* [WRITTEN PROBLEM]
Make an exact copy of all the entries, but do not reproduce the pictures.
##############################
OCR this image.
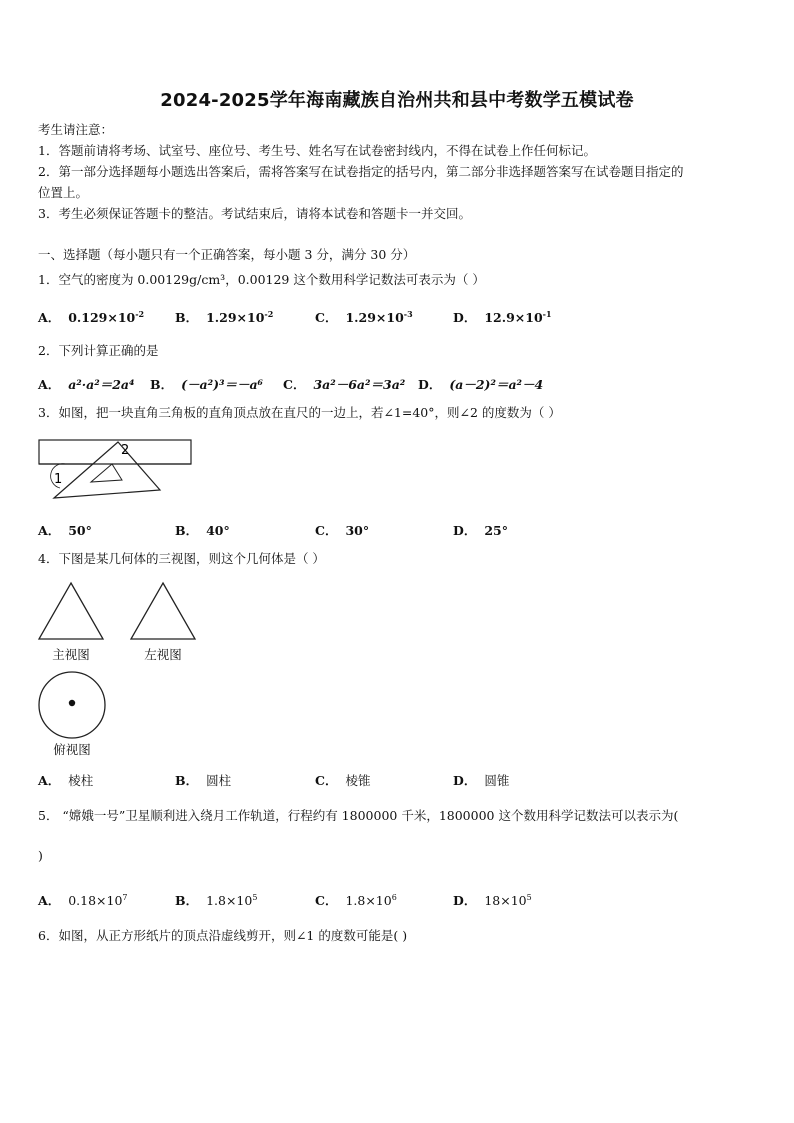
2024-2025学年海南藏族自治州共和县中考数学五模试卷
考生请注意：
1．答题前请将考场、试室号、座位号、考生号、姓名写在试卷密封线内，不得在试卷上作任何标记。
2．第一部分选择题每小题选出答案后，需将答案写在试卷指定的括号内，第二部分非选择题答案写在试卷题目指定的
位置上。
3．考生必须保证答题卡的整洁。考试结束后，请将本试卷和答题卡一并交回。
一、选择题（每小题只有一个正确答案，每小题 3 分，满分 30 分）
1．空气的密度为 0.00129g/cm³，0.00129 这个数用科学记数法可表示为（ ）
A． $0.129\times 10^{-2}$ B． $1.29\times 10^{-2}$	C． $1.29\times 10^{-3}$	D． $12.9\times 10^{-1}$
2．下列计算正确的是
A． a²·a²＝2a⁴ B． (－a²)³＝－a⁶ C． 3a²－6a²＝3a² D． (a－2)²＝a²－4
3．如图，把一块直角三角板的直角顶点放在直尺的一边上，若∠1=40°，则∠2 的度数为（ ）
1
2
A． 50°	B． 40°	C． 30°	D． 25°
4．下图是某几何体的三视图，则这个几何体是（ ）
主视图	左视图
俯视图
A． 棱柱	B． 圆柱	C． 棱锥	D． 圆锥
5． “嫦娥一号”卫星顺利进入绕月工作轨道，行程约有 1800000 千米，1800000 这个数用科学记数法可以表示为(
)
A． $0.18\times 10^7$	B． $1.8\times 10^5$	C． $1.8\times 10^6$	D． $18\times 10^5$
6．如图，从正方形纸片的顶点沿虚线剪开，则∠1 的度数可能是( )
##############################
* [REPLY TO THE TASK]
OCR this image.
2024-2025学年海南藏族自治州共和县中考数学五模试卷
考生请注意：
1．答题前请将考场、试室号、座位号、考生号、姓名写在试卷密封线内，不得在试卷上作任何标记。
2．第一部分选择题每小题选出答案后，需将答案写在试卷指定的括号内，第二部分非选择题答案写在试卷题目指定的
位置上。
3．考生必须保证答题卡的整洁。考试结束后，请将本试卷和答题卡一并交回。
一、选择题（每小题只有一个正确答案，每小题 3 分，满分 30 分）
1．空气的密度为 0.00129g/cm³，0.00129 这个数用科学记数法可表示为（ ）
A． $0.129\times 10^{-2}$ B． $1.29\times 10^{-2}$	C． $1.29\times 10^{-3}$	D． $12.9\times 10^{-1}$
2．下列计算正确的是
A． a²·a²＝2a⁴ B． (－a²)³＝－a⁶ C． 3a²－6a²＝3a² D． (a－2)²＝a²－4
3．如图，把一块直角三角板的直角顶点放在直尺的一边上，若∠1=40°，则∠2 的度数为（ ）
1
2
A． 50°	B． 40°	C． 30°	D． 25°
4．下图是某几何体的三视图，则这个几何体是（ ）
主视图	左视图
俯视图
A． 棱柱	B． 圆柱	C． 棱锥	D． 圆锥
5． “嫦娥一号”卫星顺利进入绕月工作轨道，行程约有 1800000 千米，1800000 这个数用科学记数法可以表示为(
)
A． $0.18\times 10^7$	B． $1.8\times 10^5$	C． $1.8\times 10^6$	D． $18\times 10^5$
6．如图，从正方形纸片的顶点沿虚线剪开，则∠1 的度数可能是( )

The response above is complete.